--- BEGIN Supplied data ---

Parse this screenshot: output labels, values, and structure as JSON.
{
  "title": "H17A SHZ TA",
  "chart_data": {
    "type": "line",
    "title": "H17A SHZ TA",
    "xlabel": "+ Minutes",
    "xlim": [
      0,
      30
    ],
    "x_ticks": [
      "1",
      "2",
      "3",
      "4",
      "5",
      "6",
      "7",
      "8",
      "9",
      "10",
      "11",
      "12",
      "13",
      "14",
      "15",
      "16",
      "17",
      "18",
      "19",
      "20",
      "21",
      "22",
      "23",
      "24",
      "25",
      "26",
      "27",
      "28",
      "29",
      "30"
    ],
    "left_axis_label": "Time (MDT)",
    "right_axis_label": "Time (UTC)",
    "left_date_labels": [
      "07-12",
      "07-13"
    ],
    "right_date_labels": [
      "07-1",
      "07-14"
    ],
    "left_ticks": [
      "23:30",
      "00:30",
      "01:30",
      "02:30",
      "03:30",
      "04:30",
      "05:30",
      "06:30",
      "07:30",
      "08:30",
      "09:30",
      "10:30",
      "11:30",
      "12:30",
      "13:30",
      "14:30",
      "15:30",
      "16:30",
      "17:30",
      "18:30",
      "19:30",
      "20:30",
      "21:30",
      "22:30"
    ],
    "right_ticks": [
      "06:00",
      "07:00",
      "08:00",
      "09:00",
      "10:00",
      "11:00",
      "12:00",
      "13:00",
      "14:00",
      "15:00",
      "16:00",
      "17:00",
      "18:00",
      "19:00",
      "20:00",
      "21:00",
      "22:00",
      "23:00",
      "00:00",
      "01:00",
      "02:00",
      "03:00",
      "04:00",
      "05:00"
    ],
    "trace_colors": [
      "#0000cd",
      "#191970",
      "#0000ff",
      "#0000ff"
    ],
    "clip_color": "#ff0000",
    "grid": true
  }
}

--- END Supplied data ---

* [The request]
Locate the lines above that contain "Time" and copy them.

* [Final result]
    "left_axis_label": "Time (MDT)",
    "right_axis_label": "Time (UTC)",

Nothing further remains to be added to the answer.